## THE INPUT
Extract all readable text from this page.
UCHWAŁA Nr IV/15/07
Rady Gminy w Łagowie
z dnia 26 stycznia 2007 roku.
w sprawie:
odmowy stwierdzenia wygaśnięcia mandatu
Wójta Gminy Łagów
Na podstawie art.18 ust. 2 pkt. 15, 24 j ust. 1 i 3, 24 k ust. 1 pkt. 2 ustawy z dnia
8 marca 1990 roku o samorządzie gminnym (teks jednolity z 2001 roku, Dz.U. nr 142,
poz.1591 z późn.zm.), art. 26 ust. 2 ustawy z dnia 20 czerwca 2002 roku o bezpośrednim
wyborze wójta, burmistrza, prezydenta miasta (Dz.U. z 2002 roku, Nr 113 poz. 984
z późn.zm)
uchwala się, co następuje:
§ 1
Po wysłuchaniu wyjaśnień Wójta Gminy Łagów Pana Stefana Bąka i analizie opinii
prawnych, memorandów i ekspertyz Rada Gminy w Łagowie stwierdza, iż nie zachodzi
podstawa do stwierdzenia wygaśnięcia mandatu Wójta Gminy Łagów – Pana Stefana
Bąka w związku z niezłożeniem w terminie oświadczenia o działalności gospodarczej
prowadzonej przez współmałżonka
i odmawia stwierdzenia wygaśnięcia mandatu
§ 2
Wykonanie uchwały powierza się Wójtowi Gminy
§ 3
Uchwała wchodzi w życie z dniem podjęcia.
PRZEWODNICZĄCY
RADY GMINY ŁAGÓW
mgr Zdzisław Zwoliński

## SHORT TASK
Pick out the lines that include the word "Łagowie" and write them out.

## FULL OUTPUT
Rady Gminy w Łagowie
prawnych, memorandów i ekspertyz Rada Gminy w Łagowie stwierdza, iż nie zachodzi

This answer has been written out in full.